SET TASK:
Restate the whole listing word for word. Pictures are left out.

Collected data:
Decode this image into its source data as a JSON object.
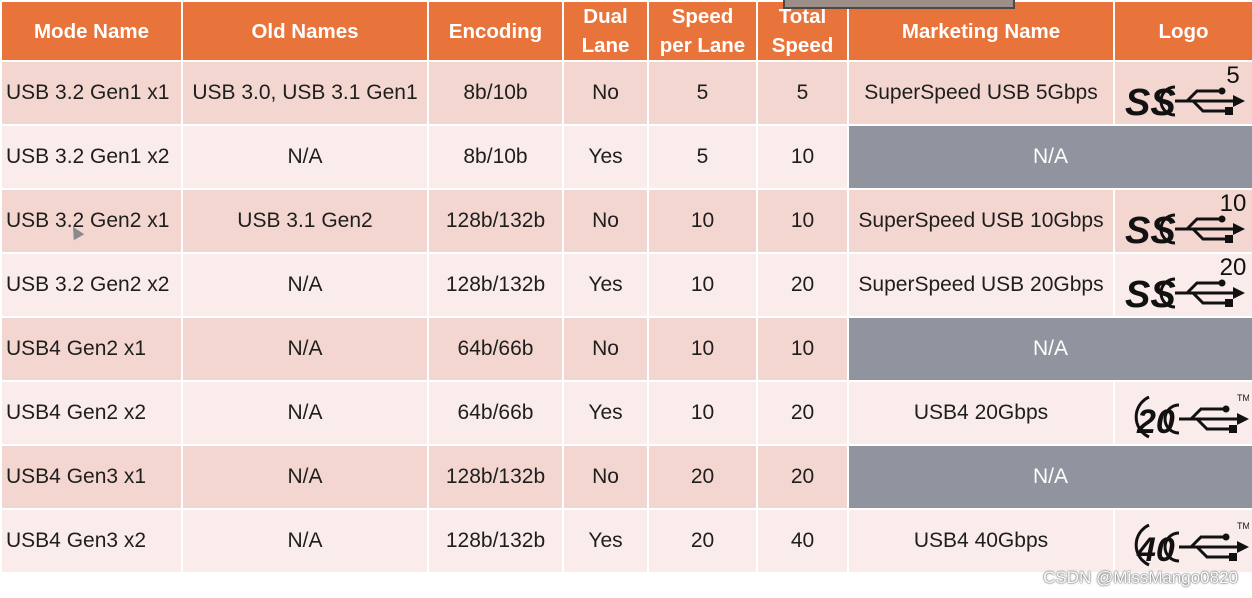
{
  "headers": {
    "mode_name": "Mode Name",
    "old_names": "Old Names",
    "encoding": "Encoding",
    "dual_lane_1": "Dual",
    "dual_lane_2": "Lane",
    "speed_per_lane_1": "Speed",
    "speed_per_lane_2": "per Lane",
    "total_speed_1": "Total",
    "total_speed_2": "Speed",
    "marketing_name": "Marketing Name",
    "logo": "Logo"
  },
  "rows": [
    {
      "mode": "USB 3.2 Gen1 x1",
      "old": "USB 3.0, USB 3.1 Gen1",
      "enc": "8b/10b",
      "dual": "No",
      "lane": "5",
      "total": "5",
      "marketing": "SuperSpeed USB 5Gbps",
      "logo_text": "SS",
      "logo_num": "5"
    },
    {
      "mode": "USB 3.2 Gen1 x2",
      "old": "N/A",
      "enc": "8b/10b",
      "dual": "Yes",
      "lane": "5",
      "total": "10",
      "marketing": "N/A",
      "logo_text": "",
      "logo_num": ""
    },
    {
      "mode": "USB 3.2 Gen2 x1",
      "old": "USB 3.1 Gen2",
      "enc": "128b/132b",
      "dual": "No",
      "lane": "10",
      "total": "10",
      "marketing": "SuperSpeed USB 10Gbps",
      "logo_text": "SS",
      "logo_num": "10"
    },
    {
      "mode": "USB 3.2 Gen2 x2",
      "old": "N/A",
      "enc": "128b/132b",
      "dual": "Yes",
      "lane": "10",
      "total": "20",
      "marketing": "SuperSpeed USB 20Gbps",
      "logo_text": "SS",
      "logo_num": "20"
    },
    {
      "mode": "USB4 Gen2 x1",
      "old": "N/A",
      "enc": "64b/66b",
      "dual": "No",
      "lane": "10",
      "total": "10",
      "marketing": "N/A",
      "logo_text": "",
      "logo_num": ""
    },
    {
      "mode": "USB4 Gen2 x2",
      "old": "N/A",
      "enc": "64b/66b",
      "dual": "Yes",
      "lane": "10",
      "total": "20",
      "marketing": "USB4 20Gbps",
      "logo_text": "20",
      "logo_num": "TM"
    },
    {
      "mode": "USB4 Gen3 x1",
      "old": "N/A",
      "enc": "128b/132b",
      "dual": "No",
      "lane": "20",
      "total": "20",
      "marketing": "N/A",
      "logo_text": "",
      "logo_num": ""
    },
    {
      "mode": "USB4 Gen3 x2",
      "old": "N/A",
      "enc": "128b/132b",
      "dual": "Yes",
      "lane": "20",
      "total": "40",
      "marketing": "USB4 40Gbps",
      "logo_text": "40",
      "logo_num": "TM"
    }
  ],
  "watermark": "CSDN @MissMango0820",
  "colors": {
    "header": "#e8743b",
    "row_dark": "#f4d6d0",
    "row_light": "#faeceb",
    "na_fill": "#8f949e"
  }
}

WORKED SOLUTION:
Decode this image into its source data as a JSON object.
{
  "headers": {
    "mode_name": "Mode Name",
    "old_names": "Old Names",
    "encoding": "Encoding",
    "dual_lane_1": "Dual",
    "dual_lane_2": "Lane",
    "speed_per_lane_1": "Speed",
    "speed_per_lane_2": "per Lane",
    "total_speed_1": "Total",
    "total_speed_2": "Speed",
    "marketing_name": "Marketing Name",
    "logo": "Logo"
  },
  "rows": [
    {
      "mode": "USB 3.2 Gen1 x1",
      "old": "USB 3.0, USB 3.1 Gen1",
      "enc": "8b/10b",
      "dual": "No",
      "lane": "5",
      "total": "5",
      "marketing": "SuperSpeed USB 5Gbps",
      "logo_text": "SS",
      "logo_num": "5"
    },
    {
      "mode": "USB 3.2 Gen1 x2",
      "old": "N/A",
      "enc": "8b/10b",
      "dual": "Yes",
      "lane": "5",
      "total": "10",
      "marketing": "N/A",
      "logo_text": "",
      "logo_num": ""
    },
    {
      "mode": "USB 3.2 Gen2 x1",
      "old": "USB 3.1 Gen2",
      "enc": "128b/132b",
      "dual": "No",
      "lane": "10",
      "total": "10",
      "marketing": "SuperSpeed USB 10Gbps",
      "logo_text": "SS",
      "logo_num": "10"
    },
    {
      "mode": "USB 3.2 Gen2 x2",
      "old": "N/A",
      "enc": "128b/132b",
      "dual": "Yes",
      "lane": "10",
      "total": "20",
      "marketing": "SuperSpeed USB 20Gbps",
      "logo_text": "SS",
      "logo_num": "20"
    },
    {
      "mode": "USB4 Gen2 x1",
      "old": "N/A",
      "enc": "64b/66b",
      "dual": "No",
      "lane": "10",
      "total": "10",
      "marketing": "N/A",
      "logo_text": "",
      "logo_num": ""
    },
    {
      "mode": "USB4 Gen2 x2",
      "old": "N/A",
      "enc": "64b/66b",
      "dual": "Yes",
      "lane": "10",
      "total": "20",
      "marketing": "USB4 20Gbps",
      "logo_text": "20",
      "logo_num": "TM"
    },
    {
      "mode": "USB4 Gen3 x1",
      "old": "N/A",
      "enc": "128b/132b",
      "dual": "No",
      "lane": "20",
      "total": "20",
      "marketing": "N/A",
      "logo_text": "",
      "logo_num": ""
    },
    {
      "mode": "USB4 Gen3 x2",
      "old": "N/A",
      "enc": "128b/132b",
      "dual": "Yes",
      "lane": "20",
      "total": "40",
      "marketing": "USB4 40Gbps",
      "logo_text": "40",
      "logo_num": "TM"
    }
  ],
  "watermark": "CSDN @MissMango0820",
  "colors": {
    "header": "#e8743b",
    "row_dark": "#f4d6d0",
    "row_light": "#faeceb",
    "na_fill": "#8f949e"
  }
}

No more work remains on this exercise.